◆ **REQUIRED WORK**:
Extract every line where the string "семейным" appears.

◆ **ENTRIES SUPPLIED**:
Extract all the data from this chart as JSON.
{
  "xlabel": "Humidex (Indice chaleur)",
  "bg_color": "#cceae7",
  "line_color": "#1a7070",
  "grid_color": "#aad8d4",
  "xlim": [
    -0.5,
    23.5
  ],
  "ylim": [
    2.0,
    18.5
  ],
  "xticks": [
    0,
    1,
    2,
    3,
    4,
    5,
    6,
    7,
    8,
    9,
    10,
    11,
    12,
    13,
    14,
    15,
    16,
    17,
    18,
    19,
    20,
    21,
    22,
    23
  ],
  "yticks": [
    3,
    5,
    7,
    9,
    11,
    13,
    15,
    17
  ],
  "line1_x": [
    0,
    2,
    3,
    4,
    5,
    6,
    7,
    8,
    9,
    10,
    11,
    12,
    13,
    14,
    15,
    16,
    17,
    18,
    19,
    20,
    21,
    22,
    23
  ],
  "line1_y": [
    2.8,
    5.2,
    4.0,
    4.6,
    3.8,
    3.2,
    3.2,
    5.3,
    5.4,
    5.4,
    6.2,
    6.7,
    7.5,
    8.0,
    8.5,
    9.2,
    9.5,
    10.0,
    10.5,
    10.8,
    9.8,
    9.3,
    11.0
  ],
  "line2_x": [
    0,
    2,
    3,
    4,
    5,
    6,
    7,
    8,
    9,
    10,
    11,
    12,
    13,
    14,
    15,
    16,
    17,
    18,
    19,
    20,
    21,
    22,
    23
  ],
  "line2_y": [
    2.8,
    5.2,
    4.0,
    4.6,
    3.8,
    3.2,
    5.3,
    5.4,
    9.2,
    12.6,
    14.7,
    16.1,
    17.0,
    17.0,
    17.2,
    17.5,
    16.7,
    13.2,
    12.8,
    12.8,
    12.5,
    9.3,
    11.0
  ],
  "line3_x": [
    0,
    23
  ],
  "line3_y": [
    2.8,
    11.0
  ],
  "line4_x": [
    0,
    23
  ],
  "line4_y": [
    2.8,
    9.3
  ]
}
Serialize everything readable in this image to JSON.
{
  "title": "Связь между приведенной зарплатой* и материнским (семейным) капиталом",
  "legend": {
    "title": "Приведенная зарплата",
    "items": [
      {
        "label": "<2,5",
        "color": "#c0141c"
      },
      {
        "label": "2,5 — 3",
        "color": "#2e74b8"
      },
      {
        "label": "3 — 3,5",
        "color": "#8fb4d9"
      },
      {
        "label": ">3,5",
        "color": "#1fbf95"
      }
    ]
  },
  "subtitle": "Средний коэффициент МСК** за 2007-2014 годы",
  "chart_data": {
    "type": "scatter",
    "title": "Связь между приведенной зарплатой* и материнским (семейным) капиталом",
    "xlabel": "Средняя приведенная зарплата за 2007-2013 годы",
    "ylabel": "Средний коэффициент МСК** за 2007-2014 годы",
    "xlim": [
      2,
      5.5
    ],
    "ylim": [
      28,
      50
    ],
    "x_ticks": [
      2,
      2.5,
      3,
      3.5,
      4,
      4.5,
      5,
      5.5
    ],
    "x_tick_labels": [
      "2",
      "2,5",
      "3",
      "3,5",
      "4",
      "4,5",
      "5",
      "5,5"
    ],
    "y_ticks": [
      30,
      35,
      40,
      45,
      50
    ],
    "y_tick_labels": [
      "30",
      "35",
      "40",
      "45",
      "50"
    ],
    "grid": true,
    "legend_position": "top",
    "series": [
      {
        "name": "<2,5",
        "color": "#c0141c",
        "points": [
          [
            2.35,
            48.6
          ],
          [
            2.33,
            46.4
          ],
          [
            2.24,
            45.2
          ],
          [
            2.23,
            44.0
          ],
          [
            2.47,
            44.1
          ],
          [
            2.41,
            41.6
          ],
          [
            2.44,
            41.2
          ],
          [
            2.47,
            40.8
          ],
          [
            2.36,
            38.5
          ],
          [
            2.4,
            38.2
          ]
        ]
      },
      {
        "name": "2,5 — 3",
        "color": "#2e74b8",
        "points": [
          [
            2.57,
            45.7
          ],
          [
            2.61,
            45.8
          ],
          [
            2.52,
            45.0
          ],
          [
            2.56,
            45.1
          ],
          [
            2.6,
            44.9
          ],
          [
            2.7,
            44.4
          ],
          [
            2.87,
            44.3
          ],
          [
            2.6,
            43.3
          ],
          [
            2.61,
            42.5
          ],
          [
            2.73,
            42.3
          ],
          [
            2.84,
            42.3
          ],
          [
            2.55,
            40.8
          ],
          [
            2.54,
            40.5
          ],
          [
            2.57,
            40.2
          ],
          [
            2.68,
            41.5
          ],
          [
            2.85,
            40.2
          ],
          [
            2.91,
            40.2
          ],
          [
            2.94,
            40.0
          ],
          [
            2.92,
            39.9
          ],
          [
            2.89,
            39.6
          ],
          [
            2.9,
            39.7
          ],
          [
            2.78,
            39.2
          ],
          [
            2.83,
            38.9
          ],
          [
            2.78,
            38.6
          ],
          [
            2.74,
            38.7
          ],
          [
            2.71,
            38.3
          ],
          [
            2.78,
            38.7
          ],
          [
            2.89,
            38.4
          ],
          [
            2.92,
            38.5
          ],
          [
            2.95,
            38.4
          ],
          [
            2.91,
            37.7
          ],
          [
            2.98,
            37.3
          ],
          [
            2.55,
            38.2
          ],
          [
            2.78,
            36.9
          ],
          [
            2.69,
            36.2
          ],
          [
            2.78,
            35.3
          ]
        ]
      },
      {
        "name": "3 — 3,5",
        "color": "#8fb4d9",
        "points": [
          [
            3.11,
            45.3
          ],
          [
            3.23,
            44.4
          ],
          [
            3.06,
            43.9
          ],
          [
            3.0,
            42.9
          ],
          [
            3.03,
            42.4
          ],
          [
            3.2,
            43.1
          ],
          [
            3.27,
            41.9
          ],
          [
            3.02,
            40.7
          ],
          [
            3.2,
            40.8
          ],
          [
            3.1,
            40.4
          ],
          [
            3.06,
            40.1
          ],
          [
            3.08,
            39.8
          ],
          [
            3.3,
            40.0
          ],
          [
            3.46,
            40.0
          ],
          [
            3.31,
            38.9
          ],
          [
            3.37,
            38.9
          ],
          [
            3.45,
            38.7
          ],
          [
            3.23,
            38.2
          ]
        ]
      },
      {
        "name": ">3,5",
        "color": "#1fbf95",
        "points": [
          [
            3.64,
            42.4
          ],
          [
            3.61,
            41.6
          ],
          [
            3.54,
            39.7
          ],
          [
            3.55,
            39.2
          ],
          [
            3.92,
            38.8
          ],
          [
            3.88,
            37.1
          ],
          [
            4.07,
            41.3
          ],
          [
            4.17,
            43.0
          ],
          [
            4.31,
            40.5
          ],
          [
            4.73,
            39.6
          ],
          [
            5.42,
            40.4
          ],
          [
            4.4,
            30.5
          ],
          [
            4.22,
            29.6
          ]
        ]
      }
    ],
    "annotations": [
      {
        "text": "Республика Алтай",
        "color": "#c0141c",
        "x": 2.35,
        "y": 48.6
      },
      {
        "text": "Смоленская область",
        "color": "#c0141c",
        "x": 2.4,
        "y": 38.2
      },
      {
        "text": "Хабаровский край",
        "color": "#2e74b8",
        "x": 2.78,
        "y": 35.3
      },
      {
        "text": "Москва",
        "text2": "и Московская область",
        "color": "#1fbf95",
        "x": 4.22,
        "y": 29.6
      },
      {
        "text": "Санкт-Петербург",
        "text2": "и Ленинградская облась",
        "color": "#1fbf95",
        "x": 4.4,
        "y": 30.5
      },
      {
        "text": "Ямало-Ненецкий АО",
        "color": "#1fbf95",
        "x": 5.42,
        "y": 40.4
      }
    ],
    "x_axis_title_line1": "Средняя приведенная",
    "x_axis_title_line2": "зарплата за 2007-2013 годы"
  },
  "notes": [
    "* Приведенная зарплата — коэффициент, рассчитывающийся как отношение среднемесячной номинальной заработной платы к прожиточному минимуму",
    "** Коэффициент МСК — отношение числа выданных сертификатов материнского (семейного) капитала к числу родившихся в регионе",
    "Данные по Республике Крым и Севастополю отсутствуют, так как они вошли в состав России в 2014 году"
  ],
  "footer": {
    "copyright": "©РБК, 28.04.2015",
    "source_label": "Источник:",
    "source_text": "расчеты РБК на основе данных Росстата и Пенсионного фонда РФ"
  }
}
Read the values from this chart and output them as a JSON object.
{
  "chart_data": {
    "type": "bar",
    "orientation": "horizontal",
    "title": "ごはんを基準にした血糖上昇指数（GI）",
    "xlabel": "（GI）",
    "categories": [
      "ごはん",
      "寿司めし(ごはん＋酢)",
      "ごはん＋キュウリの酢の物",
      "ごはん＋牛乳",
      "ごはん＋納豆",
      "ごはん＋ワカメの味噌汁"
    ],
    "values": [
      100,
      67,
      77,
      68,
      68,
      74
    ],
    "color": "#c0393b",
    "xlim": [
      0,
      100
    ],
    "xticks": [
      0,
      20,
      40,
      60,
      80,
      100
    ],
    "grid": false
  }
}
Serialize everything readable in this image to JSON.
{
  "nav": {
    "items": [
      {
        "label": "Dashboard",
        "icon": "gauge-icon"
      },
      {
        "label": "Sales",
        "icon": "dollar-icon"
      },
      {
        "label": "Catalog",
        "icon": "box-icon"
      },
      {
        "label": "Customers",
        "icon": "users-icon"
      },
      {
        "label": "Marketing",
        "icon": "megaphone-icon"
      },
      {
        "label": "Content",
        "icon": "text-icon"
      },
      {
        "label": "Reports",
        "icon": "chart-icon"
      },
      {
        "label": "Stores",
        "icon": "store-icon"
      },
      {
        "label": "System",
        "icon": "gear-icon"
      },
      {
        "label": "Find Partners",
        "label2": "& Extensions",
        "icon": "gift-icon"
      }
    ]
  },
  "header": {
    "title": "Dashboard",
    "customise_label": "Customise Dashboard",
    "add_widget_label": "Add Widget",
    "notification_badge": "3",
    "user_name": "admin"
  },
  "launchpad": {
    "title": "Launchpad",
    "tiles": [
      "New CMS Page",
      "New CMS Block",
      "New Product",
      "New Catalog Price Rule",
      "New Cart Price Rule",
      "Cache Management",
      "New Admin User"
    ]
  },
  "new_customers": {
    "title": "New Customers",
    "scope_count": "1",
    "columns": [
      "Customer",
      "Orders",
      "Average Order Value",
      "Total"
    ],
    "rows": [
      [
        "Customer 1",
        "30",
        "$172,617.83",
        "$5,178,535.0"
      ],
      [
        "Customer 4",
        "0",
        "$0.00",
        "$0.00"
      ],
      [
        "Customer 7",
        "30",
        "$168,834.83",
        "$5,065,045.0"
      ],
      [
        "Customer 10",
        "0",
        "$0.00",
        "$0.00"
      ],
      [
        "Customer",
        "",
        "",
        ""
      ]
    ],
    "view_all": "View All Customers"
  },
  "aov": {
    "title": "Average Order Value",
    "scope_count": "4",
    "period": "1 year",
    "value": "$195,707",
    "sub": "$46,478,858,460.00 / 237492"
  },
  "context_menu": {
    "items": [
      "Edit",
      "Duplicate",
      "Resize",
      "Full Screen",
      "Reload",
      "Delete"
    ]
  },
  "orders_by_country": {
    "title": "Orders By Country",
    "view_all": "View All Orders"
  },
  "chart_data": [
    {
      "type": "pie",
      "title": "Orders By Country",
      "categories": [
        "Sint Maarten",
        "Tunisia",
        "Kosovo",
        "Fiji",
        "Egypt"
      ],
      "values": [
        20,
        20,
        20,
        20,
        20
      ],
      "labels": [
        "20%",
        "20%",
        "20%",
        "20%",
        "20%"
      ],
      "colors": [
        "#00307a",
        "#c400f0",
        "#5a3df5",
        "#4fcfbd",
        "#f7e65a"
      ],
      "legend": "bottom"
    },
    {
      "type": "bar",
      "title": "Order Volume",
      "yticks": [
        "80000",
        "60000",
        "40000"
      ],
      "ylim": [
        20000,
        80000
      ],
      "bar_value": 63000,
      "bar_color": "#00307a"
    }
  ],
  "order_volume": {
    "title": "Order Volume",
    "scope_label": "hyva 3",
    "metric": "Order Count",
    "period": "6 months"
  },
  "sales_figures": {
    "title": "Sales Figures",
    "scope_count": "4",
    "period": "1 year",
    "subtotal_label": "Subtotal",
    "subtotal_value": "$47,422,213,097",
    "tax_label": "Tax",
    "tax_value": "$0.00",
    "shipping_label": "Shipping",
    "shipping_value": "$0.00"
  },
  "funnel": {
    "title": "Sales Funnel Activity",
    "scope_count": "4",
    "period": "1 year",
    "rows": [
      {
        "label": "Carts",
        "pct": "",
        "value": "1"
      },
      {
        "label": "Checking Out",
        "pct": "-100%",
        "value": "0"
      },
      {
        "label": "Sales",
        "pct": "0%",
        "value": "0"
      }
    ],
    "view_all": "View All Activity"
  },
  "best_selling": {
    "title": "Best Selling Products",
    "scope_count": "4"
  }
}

◆ **EXERCISE SOLUTION**:
  "title": "Связь между приведенной зарплатой* и материнским (семейным) капиталом",
    "title": "Связь между приведенной зарплатой* и материнским (семейным) капиталом",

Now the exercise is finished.